> **GOAL**
Return the listing below unchanged, minus its pictures.
— Start EXERCISE INPUT —
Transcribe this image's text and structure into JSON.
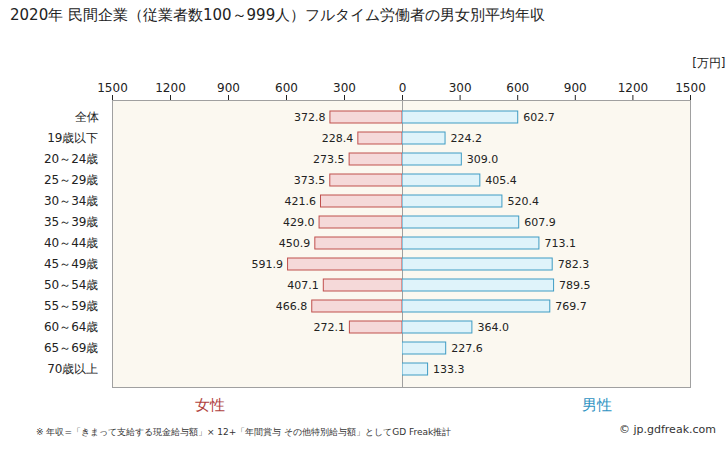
{
  "chart_data": [
    {
      "type": "bar",
      "orientation": "horizontal",
      "title": "2020年 民間企業（従業者数100～999人）フルタイム労働者の男女別平均年収",
      "categories": [
        "全体",
        "19歳以下",
        "20～24歳",
        "25～29歳",
        "30～34歳",
        "35～39歳",
        "40～44歳",
        "45～49歳",
        "50～54歳",
        "55～59歳",
        "60～64歳",
        "65～69歳",
        "70歳以上"
      ],
      "series": [
        {
          "name": "女性",
          "color": "#f5d9d9",
          "values": [
            372.8,
            228.4,
            273.5,
            373.5,
            421.6,
            429.0,
            450.9,
            591.9,
            407.1,
            466.8,
            272.1,
            null,
            null
          ],
          "value_labels": [
            "372.8",
            "228.4",
            "273.5",
            "373.5",
            "421.6",
            "429.0",
            "450.9",
            "591.9",
            "407.1",
            "466.8",
            "272.1",
            null,
            null
          ]
        }
      ],
      "xlim": [
        1500,
        0
      ],
      "xticks": [
        1500,
        1200,
        900,
        600,
        300,
        0
      ],
      "data_labels": true
    },
    {
      "type": "bar",
      "orientation": "horizontal",
      "xlabel": "[万円]",
      "categories": [
        "全体",
        "19歳以下",
        "20～24歳",
        "25～29歳",
        "30～34歳",
        "35～39歳",
        "40～44歳",
        "45～49歳",
        "50～54歳",
        "55～59歳",
        "60～64歳",
        "65～69歳",
        "70歳以上"
      ],
      "series": [
        {
          "name": "男性",
          "color": "#dff3fa",
          "values": [
            602.7,
            224.2,
            309.0,
            405.4,
            520.4,
            607.9,
            713.1,
            782.3,
            789.5,
            769.7,
            364.0,
            227.6,
            133.3
          ],
          "value_labels": [
            "602.7",
            "224.2",
            "309.0",
            "405.4",
            "520.4",
            "607.9",
            "713.1",
            "782.3",
            "789.5",
            "769.7",
            "364.0",
            "227.6",
            "133.3"
          ]
        }
      ],
      "xlim": [
        0,
        1500
      ],
      "xticks": [
        0,
        300,
        600,
        900,
        1200,
        1500
      ],
      "data_labels": true,
      "annotations": [
        "※ 年収=「きまって支給する現金給与額」× 12+「年間賞与 その他特別給与額」としてGD Freak推計",
        "© jp.gdfreak.com"
      ]
    }
  ]
}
— End EXERCISE INPUT —
> **ANSWER TO THE PROBLEM**
Transcribe this image's text and structure into JSON.
{
  "chart_data": [
    {
      "type": "bar",
      "orientation": "horizontal",
      "title": "2020年 民間企業（従業者数100～999人）フルタイム労働者の男女別平均年収",
      "categories": [
        "全体",
        "19歳以下",
        "20～24歳",
        "25～29歳",
        "30～34歳",
        "35～39歳",
        "40～44歳",
        "45～49歳",
        "50～54歳",
        "55～59歳",
        "60～64歳",
        "65～69歳",
        "70歳以上"
      ],
      "series": [
        {
          "name": "女性",
          "color": "#f5d9d9",
          "values": [
            372.8,
            228.4,
            273.5,
            373.5,
            421.6,
            429.0,
            450.9,
            591.9,
            407.1,
            466.8,
            272.1,
            null,
            null
          ],
          "value_labels": [
            "372.8",
            "228.4",
            "273.5",
            "373.5",
            "421.6",
            "429.0",
            "450.9",
            "591.9",
            "407.1",
            "466.8",
            "272.1",
            null,
            null
          ]
        }
      ],
      "xlim": [
        1500,
        0
      ],
      "xticks": [
        1500,
        1200,
        900,
        600,
        300,
        0
      ],
      "data_labels": true
    },
    {
      "type": "bar",
      "orientation": "horizontal",
      "xlabel": "[万円]",
      "categories": [
        "全体",
        "19歳以下",
        "20～24歳",
        "25～29歳",
        "30～34歳",
        "35～39歳",
        "40～44歳",
        "45～49歳",
        "50～54歳",
        "55～59歳",
        "60～64歳",
        "65～69歳",
        "70歳以上"
      ],
      "series": [
        {
          "name": "男性",
          "color": "#dff3fa",
          "values": [
            602.7,
            224.2,
            309.0,
            405.4,
            520.4,
            607.9,
            713.1,
            782.3,
            789.5,
            769.7,
            364.0,
            227.6,
            133.3
          ],
          "value_labels": [
            "602.7",
            "224.2",
            "309.0",
            "405.4",
            "520.4",
            "607.9",
            "713.1",
            "782.3",
            "789.5",
            "769.7",
            "364.0",
            "227.6",
            "133.3"
          ]
        }
      ],
      "xlim": [
        0,
        1500
      ],
      "xticks": [
        0,
        300,
        600,
        900,
        1200,
        1500
      ],
      "data_labels": true,
      "annotations": [
        "※ 年収=「きまって支給する現金給与額」× 12+「年間賞与 その他特別給与額」としてGD Freak推計",
        "© jp.gdfreak.com"
      ]
    }
  ]
}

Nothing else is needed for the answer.